---------- Text shown ----------
Milton M. Newton (born August 25, 1965) is an American professional basketball executive and former player. He is the assistant general manager of the Milwaukee Bucks of the National Basketball Association (NBA).

Newton, a 6'5" small forward, was recruited by coach Larry Brown to the University of Kansas, where he played from 1985 to 1989.  During this time, he was a starting forward on Kansas' 1988 national championship team and joined teammate and Final Four Most Outstanding Player Danny Manning on the all tournament team.  In the tournament final against Oklahoma, Newton scored 15 points on nearly perfect shooting, making all six of his field goal attempts (including both 3-point attempts), his only miss coming at the free-throw line.  He also contributed numerous plays that, while they did not show up in the box score, contributed mightily to the Jayhawks' victory.  As a senior in 1988–89, Newton was the Jayhawks' captain on Roy Williams' first team.  He averaged 17.7 points and 5.1 rebounds per game and was named second team All-Big Eight Conference.  Born in the United States Virgin Islands, Newton was also co-captain of the U.S. Virgin Islands entry in the 1987 Pan American Games.
---------- Dataset records ----------
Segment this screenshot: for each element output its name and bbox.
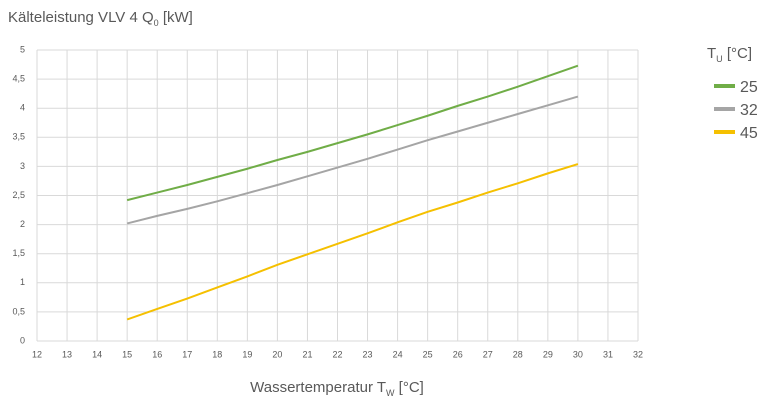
x-tick-label: 32: [633, 349, 643, 359]
y-tick-label: 5: [20, 44, 25, 54]
legend-label: 45: [740, 125, 758, 142]
legend-title-subscript: U: [716, 54, 723, 64]
x-axis-label: Wassertemperatur TW [°C]: [250, 379, 424, 398]
legend-title-part: T: [707, 45, 716, 62]
title-part: Kälteleistung VLV 4 Q: [8, 9, 154, 26]
y-tick-label: 2: [20, 219, 25, 229]
chart-title: Kälteleistung VLV 4 Q0 [kW]: [8, 9, 193, 28]
x-tick-label: 20: [272, 349, 282, 359]
x-label-part: [°C]: [395, 379, 424, 396]
series-line: [126, 64, 579, 202]
x-label-subscript: W: [386, 388, 395, 398]
legend-title-part: [°C]: [723, 45, 752, 62]
y-tick-label: 3,5: [12, 132, 25, 142]
legend-label: 25: [740, 79, 758, 96]
x-tick-label: 30: [573, 349, 583, 359]
x-tick-label: 25: [423, 349, 433, 359]
y-tick-label: 3: [20, 161, 25, 171]
x-tick-label: 23: [363, 349, 373, 359]
x-tick-label: 17: [182, 349, 192, 359]
x-tick-label: 26: [453, 349, 463, 359]
series-line: [126, 95, 579, 225]
title-subscript: 0: [154, 18, 159, 28]
legend-title: TU [°C]: [707, 45, 752, 64]
y-tick-label: 4: [20, 103, 25, 113]
x-label-part: Wassertemperatur T: [250, 379, 386, 396]
x-tick-label: 18: [212, 349, 222, 359]
y-tick-label: 1,5: [12, 248, 25, 258]
x-tick-label: 12: [32, 349, 42, 359]
title-part: [kW]: [159, 9, 193, 26]
x-tick-label: 14: [92, 349, 102, 359]
x-tick-label: 15: [122, 349, 132, 359]
y-tick-label: 0,5: [12, 306, 25, 316]
y-tick-label: 2,5: [12, 190, 25, 200]
x-tick-label: 19: [242, 349, 252, 359]
x-tick-label: 13: [62, 349, 72, 359]
legend-label: 32: [740, 102, 758, 119]
x-tick-label: 22: [332, 349, 342, 359]
x-tick-label: 31: [603, 349, 613, 359]
x-tick-label: 27: [483, 349, 493, 359]
y-tick-label: 4,5: [12, 73, 25, 83]
y-tick-label: 0: [20, 335, 25, 345]
x-tick-label: 24: [393, 349, 403, 359]
x-tick-label: 29: [543, 349, 553, 359]
series-line: [126, 163, 579, 321]
x-tick-label: 28: [513, 349, 523, 359]
y-tick-label: 1: [20, 277, 25, 287]
x-tick-label: 21: [302, 349, 312, 359]
x-tick-label: 16: [152, 349, 162, 359]
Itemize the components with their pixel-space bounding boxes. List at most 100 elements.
----------
Aim 1
Using the Milton Newton biography, decide whether each statement below agrees with it. Answer yes or no, and quote the deciding words.
(a) Newton made every field goal he attempted in the championship final against Oklahoma.
(b) Roy Williams recruited Newton to the University of Kansas.
(c) In his senior season, Newton was named first team All-Big Eight Conference.
Aim 2
Output as a JSON list of strings everything in the records from the line containing "x-tick-label: 32: [633, 349, 643, 359]" down to the line containing "series-line: [126, 64, 579, 202]", both included, with one string per line.

Task result 1
(a) Yes: "making all six of his field goal attempts (including both 3-point attempts)"
(b) No: "was recruited by coach Larry Brown to the University of Kansas"
(c) No: "was named second team All-Big Eight Conference"

Task result 2
[
  "x-tick-label: 32: [633, 349, 643, 359]",
  "y-tick-label: 5: [20, 44, 25, 54]",
  "legend-label: 45: [740, 125, 758, 142]",
  "legend-title-subscript: U: [716, 54, 723, 64]",
  "x-axis-label: Wassertemperatur TW [°C]: [250, 379, 424, 398]",
  "legend-title-part: T: [707, 45, 716, 62]",
  "title-part: Kälteleistung VLV 4 Q: [8, 9, 154, 26]",
  "y-tick-label: 2: [20, 219, 25, 229]",
  "chart-title: Kälteleistung VLV 4 Q0 [kW]: [8, 9, 193, 28]",
  "x-tick-label: 20: [272, 349, 282, 359]",
  "x-label-part: [°C]: [395, 379, 424, 396]",
  "series-line: [126, 64, 579, 202]"
]